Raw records
┏━━

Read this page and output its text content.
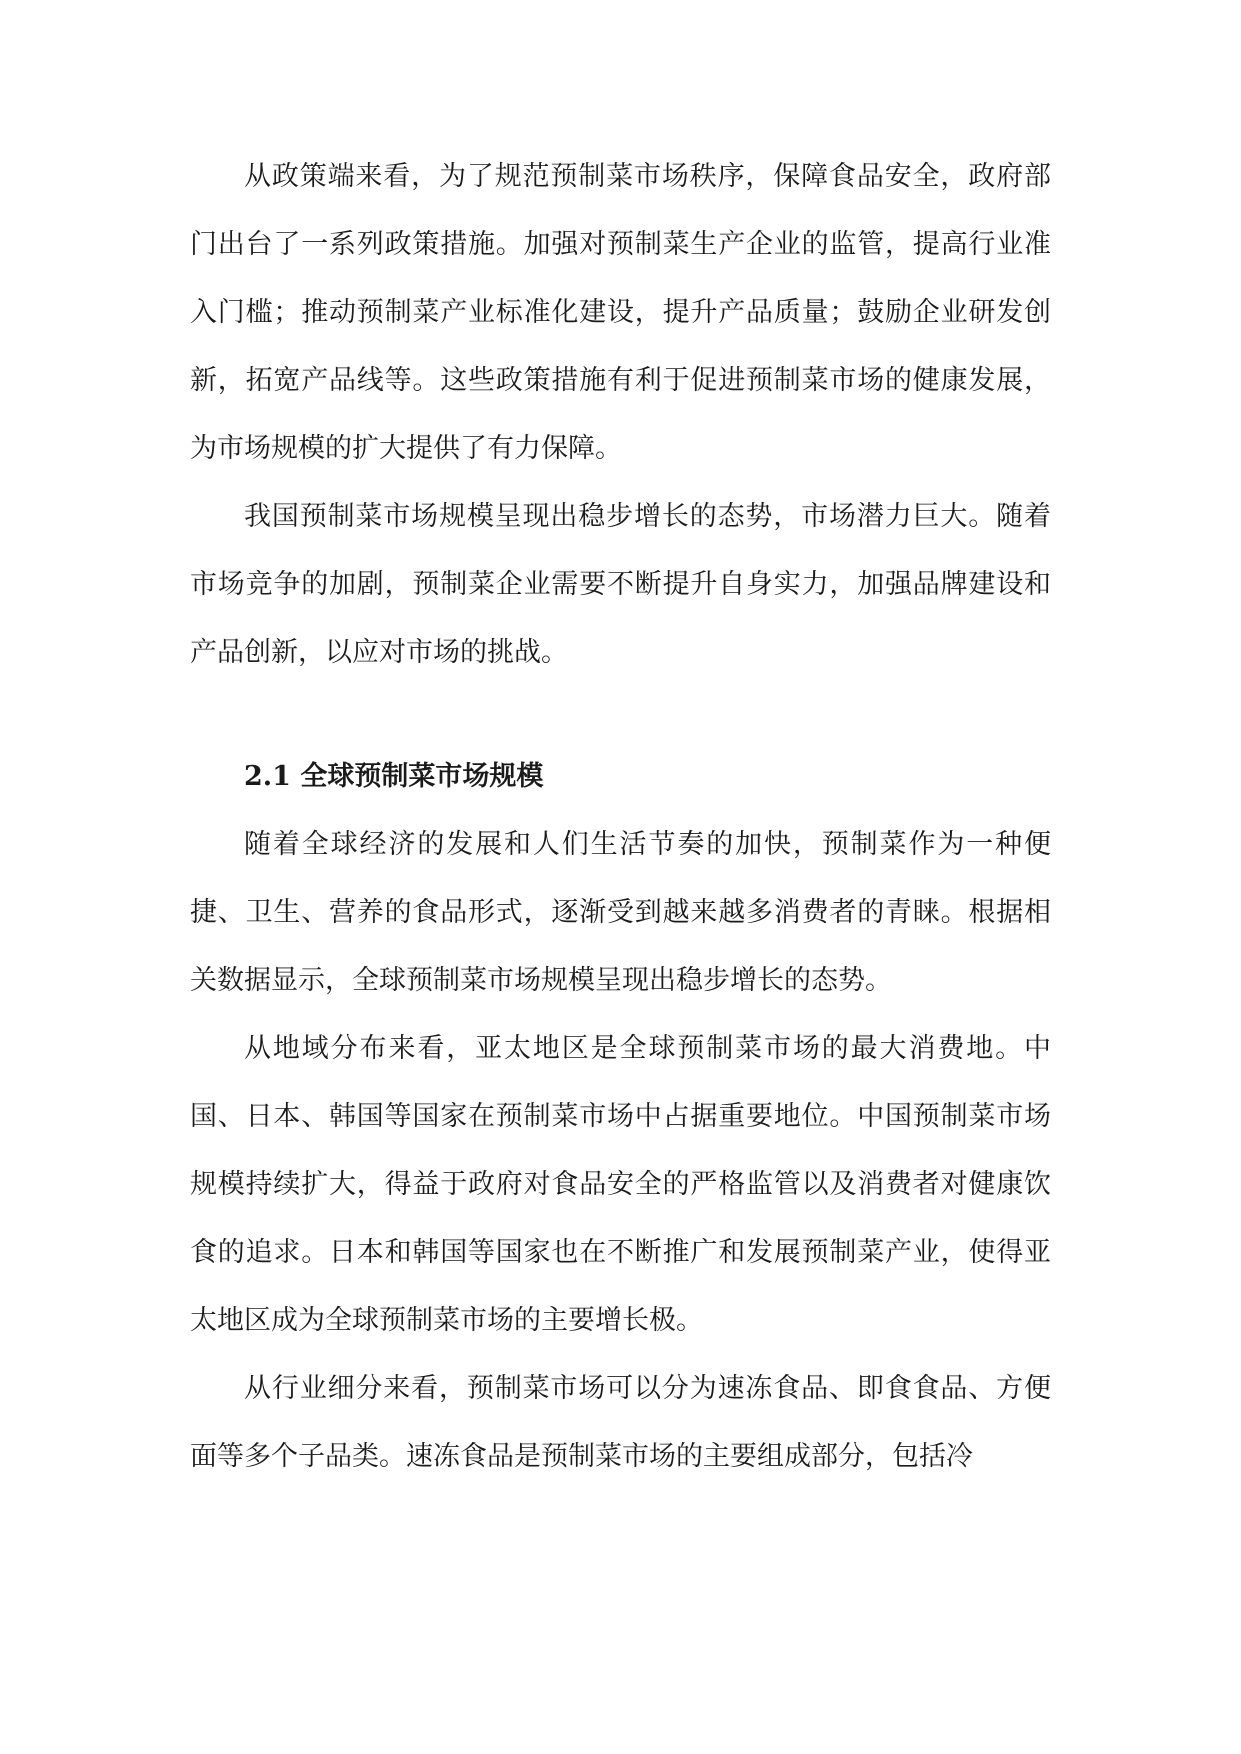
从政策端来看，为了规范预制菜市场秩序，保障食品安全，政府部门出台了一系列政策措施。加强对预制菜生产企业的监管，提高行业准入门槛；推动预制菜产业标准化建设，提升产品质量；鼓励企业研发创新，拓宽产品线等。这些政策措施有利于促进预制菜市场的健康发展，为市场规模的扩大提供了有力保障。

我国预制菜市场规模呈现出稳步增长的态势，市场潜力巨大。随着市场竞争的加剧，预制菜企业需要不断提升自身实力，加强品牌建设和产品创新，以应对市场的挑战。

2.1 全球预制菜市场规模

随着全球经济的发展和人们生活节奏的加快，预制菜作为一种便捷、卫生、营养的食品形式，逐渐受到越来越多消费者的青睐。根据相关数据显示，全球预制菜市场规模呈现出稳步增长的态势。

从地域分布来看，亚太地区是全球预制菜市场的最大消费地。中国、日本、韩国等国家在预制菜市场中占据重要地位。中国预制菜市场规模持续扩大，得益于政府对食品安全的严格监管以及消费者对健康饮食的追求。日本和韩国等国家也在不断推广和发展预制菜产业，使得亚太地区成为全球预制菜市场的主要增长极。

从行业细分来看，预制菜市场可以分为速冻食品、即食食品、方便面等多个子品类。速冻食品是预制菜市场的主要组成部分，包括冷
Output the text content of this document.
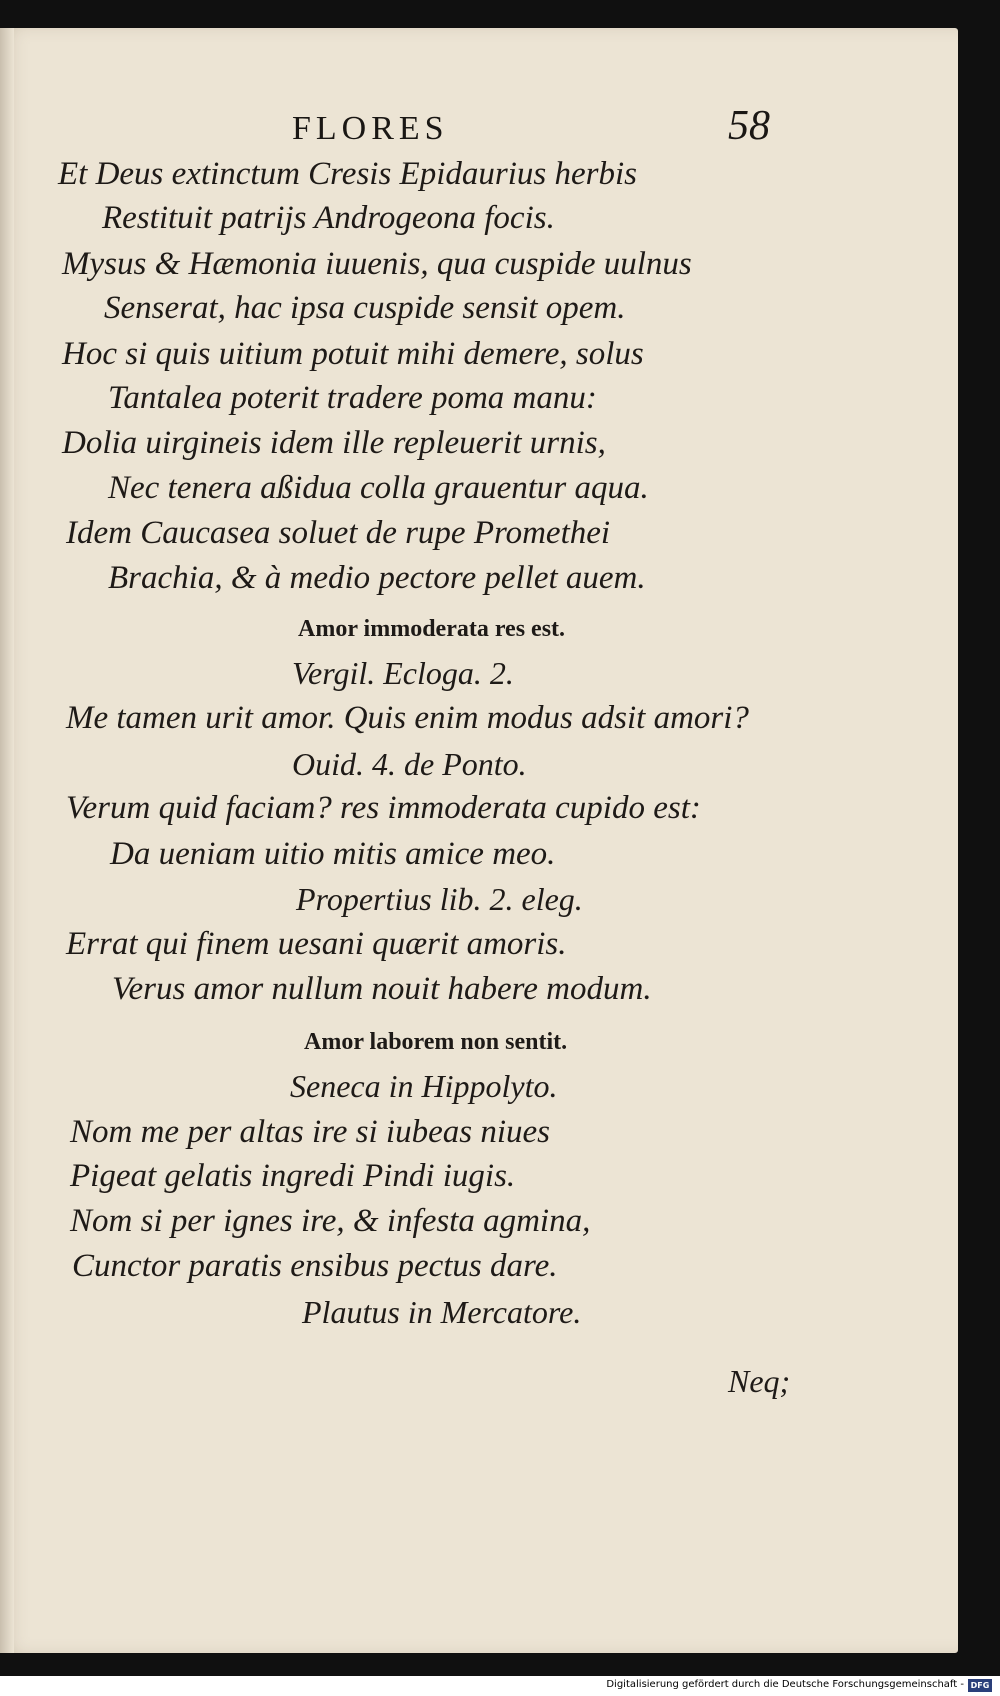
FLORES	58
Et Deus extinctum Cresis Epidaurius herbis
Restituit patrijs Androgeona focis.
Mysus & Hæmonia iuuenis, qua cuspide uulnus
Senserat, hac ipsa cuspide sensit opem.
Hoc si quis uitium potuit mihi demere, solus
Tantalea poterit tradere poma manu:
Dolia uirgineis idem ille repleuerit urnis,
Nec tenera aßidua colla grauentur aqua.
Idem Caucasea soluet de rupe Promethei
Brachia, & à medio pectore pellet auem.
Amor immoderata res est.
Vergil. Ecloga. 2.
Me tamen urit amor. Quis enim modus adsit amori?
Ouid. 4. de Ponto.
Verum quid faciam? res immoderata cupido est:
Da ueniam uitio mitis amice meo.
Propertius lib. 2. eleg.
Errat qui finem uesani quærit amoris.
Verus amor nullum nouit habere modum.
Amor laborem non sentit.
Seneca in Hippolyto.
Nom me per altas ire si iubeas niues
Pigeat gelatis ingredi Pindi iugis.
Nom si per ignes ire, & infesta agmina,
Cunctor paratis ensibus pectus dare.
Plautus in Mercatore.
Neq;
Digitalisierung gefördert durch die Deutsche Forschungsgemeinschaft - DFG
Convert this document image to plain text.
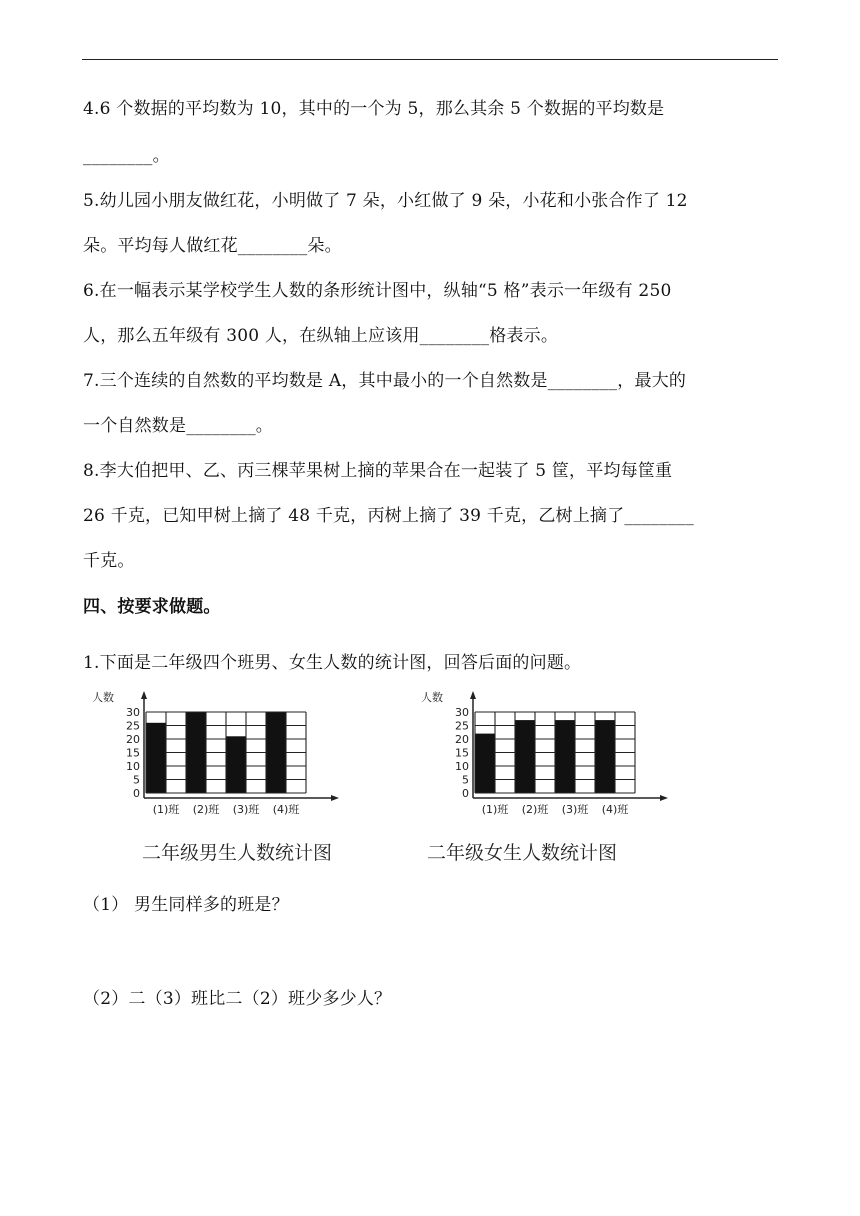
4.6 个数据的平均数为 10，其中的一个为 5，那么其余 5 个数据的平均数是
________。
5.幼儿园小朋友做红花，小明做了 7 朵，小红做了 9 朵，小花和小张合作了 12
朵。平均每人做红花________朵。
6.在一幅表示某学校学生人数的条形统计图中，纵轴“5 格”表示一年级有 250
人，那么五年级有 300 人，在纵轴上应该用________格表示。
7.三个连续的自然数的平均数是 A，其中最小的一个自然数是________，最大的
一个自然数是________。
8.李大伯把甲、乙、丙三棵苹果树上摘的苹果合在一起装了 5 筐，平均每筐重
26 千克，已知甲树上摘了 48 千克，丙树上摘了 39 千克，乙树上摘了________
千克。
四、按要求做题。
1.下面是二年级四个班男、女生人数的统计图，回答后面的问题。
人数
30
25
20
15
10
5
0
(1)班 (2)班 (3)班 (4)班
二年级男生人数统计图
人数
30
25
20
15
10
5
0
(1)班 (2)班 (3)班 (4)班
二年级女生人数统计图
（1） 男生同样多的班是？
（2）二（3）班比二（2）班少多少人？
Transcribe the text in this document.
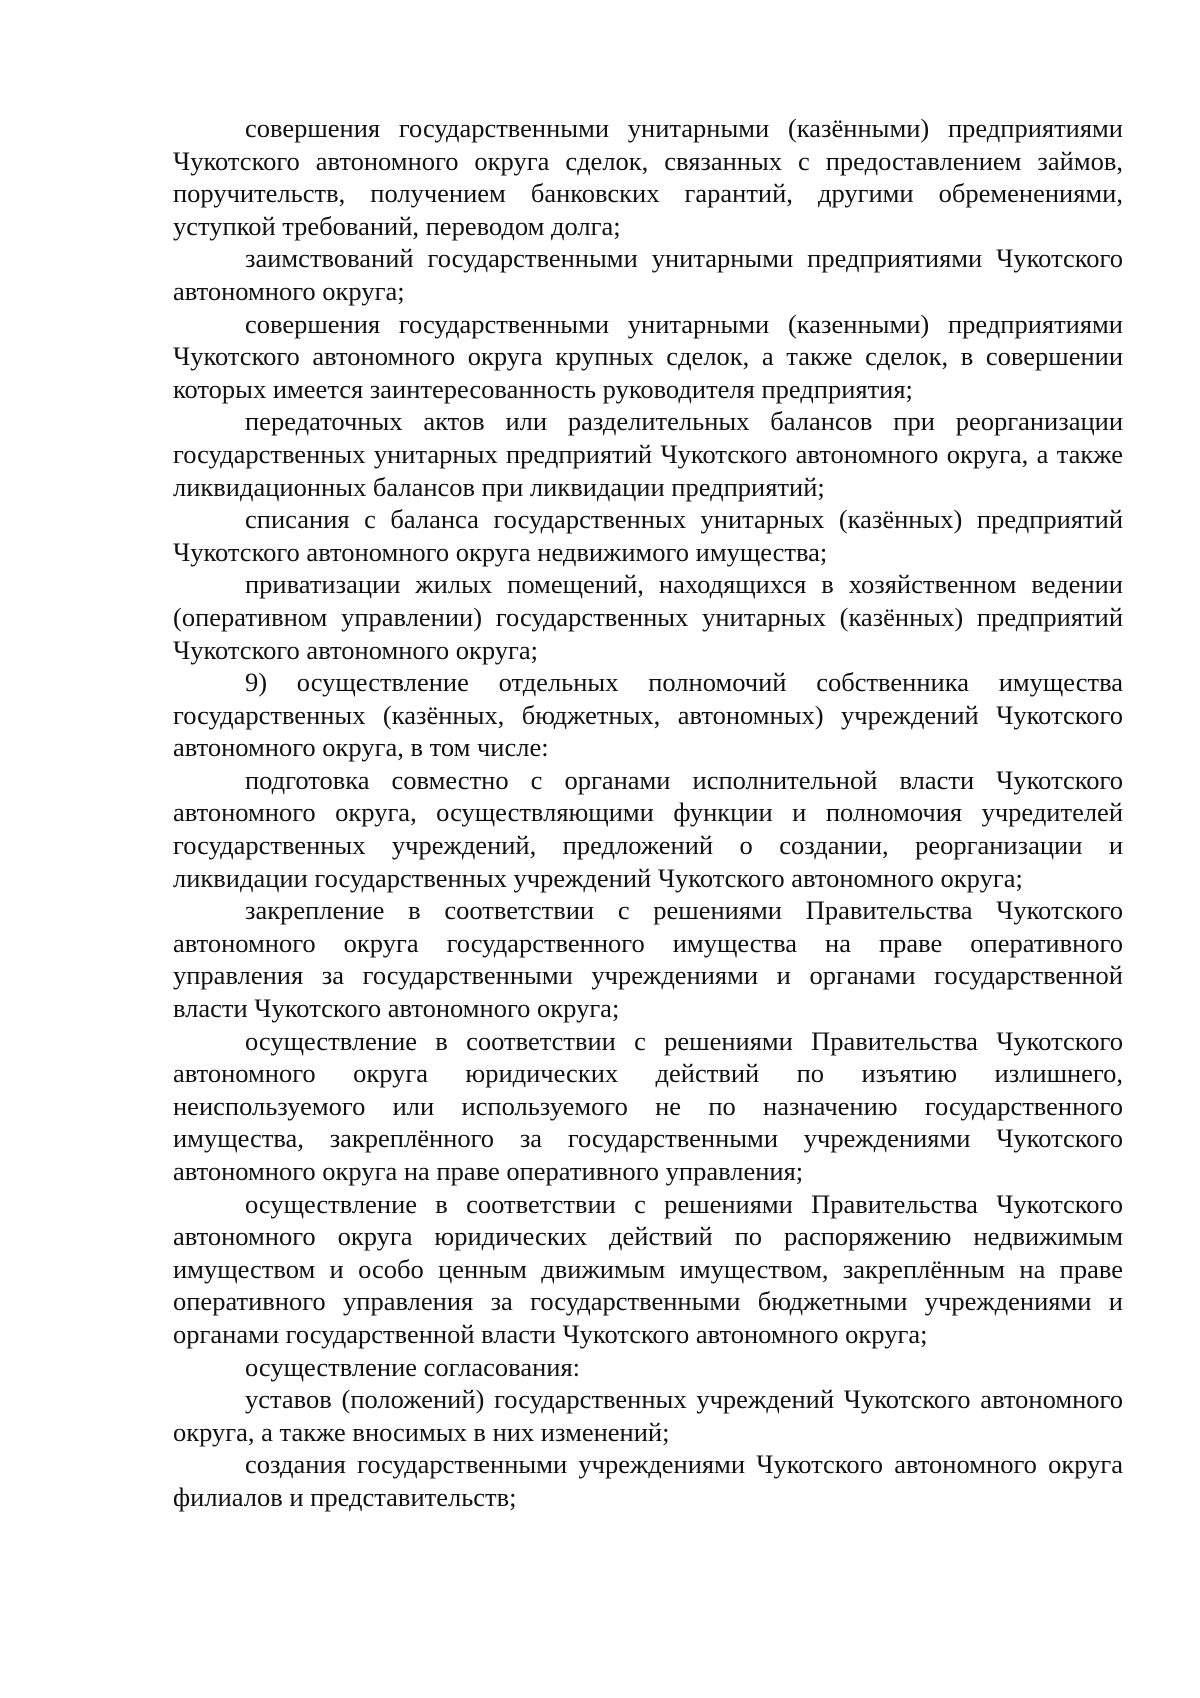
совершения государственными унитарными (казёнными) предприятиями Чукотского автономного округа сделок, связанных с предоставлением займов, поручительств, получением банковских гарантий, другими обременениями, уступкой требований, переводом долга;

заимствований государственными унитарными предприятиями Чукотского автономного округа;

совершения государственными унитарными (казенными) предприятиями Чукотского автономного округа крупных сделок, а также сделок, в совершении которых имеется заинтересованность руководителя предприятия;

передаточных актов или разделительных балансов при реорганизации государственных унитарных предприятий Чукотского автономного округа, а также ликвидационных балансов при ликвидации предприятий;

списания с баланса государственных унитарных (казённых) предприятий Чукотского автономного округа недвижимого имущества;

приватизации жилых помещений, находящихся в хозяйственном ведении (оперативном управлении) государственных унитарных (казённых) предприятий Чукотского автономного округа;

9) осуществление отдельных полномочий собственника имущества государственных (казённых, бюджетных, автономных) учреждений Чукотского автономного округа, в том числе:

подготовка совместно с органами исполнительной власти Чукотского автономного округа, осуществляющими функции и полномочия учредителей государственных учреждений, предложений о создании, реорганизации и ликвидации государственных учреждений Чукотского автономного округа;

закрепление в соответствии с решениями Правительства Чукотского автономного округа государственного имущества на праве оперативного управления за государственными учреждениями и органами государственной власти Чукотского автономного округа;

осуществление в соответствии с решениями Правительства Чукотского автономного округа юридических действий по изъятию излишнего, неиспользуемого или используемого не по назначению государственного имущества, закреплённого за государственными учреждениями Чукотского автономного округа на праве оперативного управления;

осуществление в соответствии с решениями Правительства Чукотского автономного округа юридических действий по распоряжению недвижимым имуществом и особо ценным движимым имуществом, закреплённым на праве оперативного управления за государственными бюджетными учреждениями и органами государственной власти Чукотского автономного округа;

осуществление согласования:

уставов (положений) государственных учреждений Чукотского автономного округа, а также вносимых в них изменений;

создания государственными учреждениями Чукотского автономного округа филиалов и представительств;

┗━━

STATED PROBLEM:
Determine how many lines in the listing above hold the string "унитарными", then write only the number.

WRITTEN SOLUTION:
3